TASK OBJECTIVE: Could you lay out every line of the data below as a JSON list of strings, one string per line, with blank lines skipped and any pictures left out?

SUPPLIED MATERIAL:
__________

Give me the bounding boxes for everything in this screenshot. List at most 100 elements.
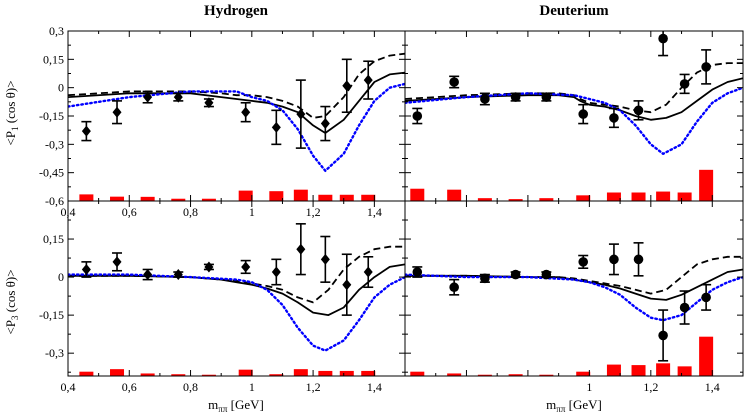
circle-marker (510, 92, 521, 102)
xlabel-left-main: m (208, 397, 218, 412)
y-axis-label-bottom: <P3 (cos θ)> (3, 269, 20, 334)
data-point (295, 79, 306, 149)
data-point (541, 92, 552, 102)
systematic-bar (656, 191, 671, 201)
systematic-bar (410, 371, 425, 376)
xlabel-right-main: m (546, 397, 556, 412)
systematic-bar (631, 365, 646, 376)
systematic-bar (699, 169, 714, 201)
ylabel-top-tail: (cos θ)> (3, 80, 18, 126)
circle-marker (679, 79, 690, 89)
x-tick-label: 1,4 (705, 380, 720, 394)
data-point (658, 309, 669, 362)
data-point (173, 91, 184, 103)
systematic-bar (318, 194, 333, 201)
systematic-bar (631, 192, 646, 201)
systematic-bar (269, 191, 284, 201)
circle-marker (633, 105, 644, 116)
systematic-bar (238, 369, 253, 376)
systematic-bar (508, 374, 523, 376)
data-point (633, 242, 644, 277)
data-point (608, 107, 619, 129)
data-point (112, 252, 123, 272)
circle-marker (679, 302, 690, 313)
data-point (479, 92, 490, 106)
systematic-bar (508, 199, 523, 201)
curve-solid (68, 263, 405, 316)
data-point (479, 273, 490, 284)
diamond-marker (241, 261, 251, 273)
circle-marker (412, 267, 423, 277)
data-point (658, 31, 669, 57)
y-tick-label: 0 (58, 270, 64, 284)
panel-plot-area (68, 52, 405, 201)
circle-marker (658, 33, 668, 44)
systematic-bar (79, 371, 94, 376)
data-point (363, 60, 374, 100)
panel-frame (404, 200, 744, 377)
y-axis-label-top: <P1 (cos θ)> (3, 80, 20, 145)
diamond-marker (342, 80, 352, 92)
systematic-bar (293, 189, 308, 201)
systematic-bar (140, 196, 155, 201)
data-point (112, 100, 123, 125)
circle-marker (541, 269, 552, 280)
y-tick-label: -0,15 (39, 109, 64, 123)
y-tick-label: 0,15 (43, 52, 64, 66)
x-tick-label: 0,8 (183, 205, 198, 219)
diamond-marker (204, 261, 214, 273)
panel-frame (67, 200, 406, 377)
curve-dashed (68, 245, 405, 304)
x-tick-label: 1 (249, 205, 255, 219)
data-point (449, 75, 460, 89)
diamond-marker (81, 263, 91, 275)
circle-marker (412, 111, 423, 121)
xlabel-right-sub: ππ (556, 404, 566, 414)
panel-title-hydrogen: Hydrogen (204, 3, 269, 19)
curve-dotted (68, 82, 405, 172)
data-point (341, 58, 352, 114)
systematic-bar (447, 189, 462, 201)
data-point (578, 254, 589, 270)
systematic-bar (677, 366, 692, 376)
panel-plot-area (68, 223, 405, 376)
systematic-bar (447, 373, 462, 376)
diamond-marker (173, 91, 183, 103)
panel-top-left: 0,30,150-0,15-0,3-0,45-0,60,4 0,6 0,8 1 1,2 1… (39, 24, 406, 219)
data-point (341, 253, 352, 316)
systematic-bar (477, 374, 492, 376)
diamond-marker (363, 74, 373, 86)
x-tick-label: 1 (586, 380, 592, 394)
panel-bottom-right: 1 1,2 1,4 (404, 200, 744, 394)
ylabel-top-sub: 1 (10, 126, 20, 131)
y-tick-label: -0,15 (39, 308, 64, 322)
data-point (295, 223, 306, 276)
circle-marker (701, 62, 711, 72)
systematic-bar (171, 198, 186, 201)
x-axis-label-left: mππ [GeV] (208, 397, 264, 414)
data-point (320, 235, 331, 283)
circle-marker (609, 254, 619, 265)
circle-marker (449, 282, 459, 293)
diamond-marker (204, 97, 214, 109)
data-point (142, 90, 153, 104)
panel-bottom-left: 0,15 0 -0,15 -0,3 0,4 0,6 0,8 1 1,2 1,4 (39, 200, 406, 394)
systematic-bar (110, 196, 125, 201)
y-tick-label: -0,45 (39, 166, 64, 180)
data-point (271, 258, 282, 286)
diamond-marker (320, 253, 330, 265)
diamond-marker (271, 266, 281, 278)
diamond-marker (173, 269, 183, 281)
systematic-bar (339, 370, 354, 376)
diamond-marker (81, 125, 91, 137)
x-tick-label: 0,6 (122, 205, 137, 219)
systematic-bar (539, 374, 554, 376)
x-tick-label: 1,2 (643, 380, 658, 394)
systematic-bar (201, 374, 216, 376)
x-tick-label: 1,2 (306, 380, 321, 394)
systematic-bar (606, 364, 621, 376)
circle-marker (658, 330, 668, 341)
circle-marker (480, 94, 490, 104)
diamond-marker (143, 91, 153, 103)
panel-plot-area (405, 31, 743, 201)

__________

SOLUTION TO THE PROBLEM:
[
  "Give me the bounding boxes for everything in this screenshot. List at most 100 elements.",
  "circle-marker (510, 92, 521, 102)",
  "xlabel-left-main: m (208, 397, 218, 412)",
  "y-axis-label-bottom: <P3 (cos θ)> (3, 269, 20, 334)",
  "data-point (295, 79, 306, 149)",
  "data-point (541, 92, 552, 102)",
  "systematic-bar (656, 191, 671, 201)",
  "systematic-bar (410, 371, 425, 376)",
  "xlabel-right-main: m (546, 397, 556, 412)",
  "systematic-bar (631, 365, 646, 376)",
  "systematic-bar (699, 169, 714, 201)",
  "ylabel-top-tail: (cos θ)> (3, 80, 18, 126)",
  "circle-marker (679, 79, 690, 89)",
  "x-tick-label: 1,4 (705, 380, 720, 394)",
  "data-point (658, 309, 669, 362)",
  "data-point (173, 91, 184, 103)",
  "systematic-bar (318, 194, 333, 201)",
  "systematic-bar (631, 192, 646, 201)",
  "systematic-bar (269, 191, 284, 201)",
  "circle-marker (633, 105, 644, 116)",
  "systematic-bar (238, 369, 253, 376)",
  "systematic-bar (508, 374, 523, 376)",
  "data-point (633, 242, 644, 277)",
  "data-point (608, 107, 619, 129)",
  "data-point (112, 252, 123, 272)",
  "circle-marker (679, 302, 690, 313)",
  "data-point (479, 92, 490, 106)",
  "systematic-bar (508, 199, 523, 201)",
  "curve-solid (68, 263, 405, 316)",
  "data-point (479, 273, 490, 284)",
  "diamond-marker (241, 261, 251, 273)",
  "circle-marker (412, 267, 423, 277)",
  "data-point (658, 31, 669, 57)",
  "y-tick-label: 0 (58, 270, 64, 284)",
  "panel-plot-area (68, 52, 405, 201)",
  "circle-marker (658, 33, 668, 44)",
  "systematic-bar (79, 371, 94, 376)",
  "data-point (363, 60, 374, 100)",
  "panel-frame (404, 200, 744, 377)",
  "y-axis-label-top: <P1 (cos θ)> (3, 80, 20, 145)",
  "diamond-marker (342, 80, 352, 92)",
  "systematic-bar (293, 189, 308, 201)",
  "systematic-bar (140, 196, 155, 201)",
  "data-point (112, 100, 123, 125)",
  "circle-marker (541, 269, 552, 280)",
  "y-tick-label: -0,15 (39, 109, 64, 123)",
  "y-tick-label: 0,15 (43, 52, 64, 66)",
  "x-tick-label: 0,8 (183, 205, 198, 219)",
  "diamond-marker (204, 261, 214, 273)",
  "panel-frame (67, 200, 406, 377)",
  "curve-dashed (68, 245, 405, 304)",
  "x-tick-label: 1 (249, 205, 255, 219)",
  "data-point (449, 75, 460, 89)",
  "diamond-marker (81, 263, 91, 275)",
  "circle-marker (412, 111, 423, 121)",
  "xlabel-right-sub: ππ (556, 404, 566, 414)",
  "panel-title-hydrogen: Hydrogen (204, 3, 269, 19)",
  "curve-dotted (68, 82, 405, 172)",
  "data-point (341, 58, 352, 114)",
  "systematic-bar (447, 189, 462, 201)",
  "data-point (578, 254, 589, 270)",
  "systematic-bar (677, 366, 692, 376)",
  "panel-plot-area (68, 223, 405, 376)",
  "systematic-bar (447, 373, 462, 376)",
  "diamond-marker (173, 91, 183, 103)",
  "panel-top-left: 0,30,150-0,15-0,3-0,45-0,60,4 0,6 0,8 1 1,2 1… (39, 24, 406, 219)",
  "data-point (341, 253, 352, 316)",
  "systematic-bar (477, 374, 492, 376)",
  "diamond-marker (363, 74, 373, 86)",
  "x-tick-label: 1 (586, 380, 592, 394)",
  "panel-bottom-right: 1 1,2 1,4 (404, 200, 744, 394)",
  "ylabel-top-sub: 1 (10, 126, 20, 131)",
  "y-tick-label: -0,15 (39, 308, 64, 322)",
  "data-point (295, 223, 306, 276)",
  "circle-marker (701, 62, 711, 72)",
  "systematic-bar (171, 198, 186, 201)",
  "x-axis-label-left: mππ [GeV] (208, 397, 264, 414)",
  "data-point (320, 235, 331, 283)",
  "circle-marker (609, 254, 619, 265)",
  "circle-marker (449, 282, 459, 293)",
  "diamond-marker (204, 97, 214, 109)",
  "data-point (142, 90, 153, 104)",
  "panel-bottom-left: 0,15 0 -0,15 -0,3 0,4 0,6 0,8 1 1,2 1,4 (39, 200, 406, 394)",
  "systematic-bar (110, 196, 125, 201)",
  "y-tick-label: -0,45 (39, 166, 64, 180)",
  "data-point (271, 258, 282, 286)",
  "diamond-marker (320, 253, 330, 265)",
  "diamond-marker (271, 266, 281, 278)",
  "diamond-marker (173, 269, 183, 281)",
  "systematic-bar (339, 370, 354, 376)",
  "diamond-marker (81, 125, 91, 137)",
  "x-tick-label: 0,6 (122, 205, 137, 219)",
  "systematic-bar (539, 374, 554, 376)",
  "x-tick-label: 1,2 (643, 380, 658, 394)",
  "systematic-bar (201, 374, 216, 376)",
  "x-tick-label: 1,2 (306, 380, 321, 394)",
  "systematic-bar (606, 364, 621, 376)",
  "circle-marker (658, 330, 668, 341)",
  "circle-marker (480, 94, 490, 104)",
  "diamond-marker (143, 91, 153, 103)",
  "panel-plot-area (405, 31, 743, 201)"
]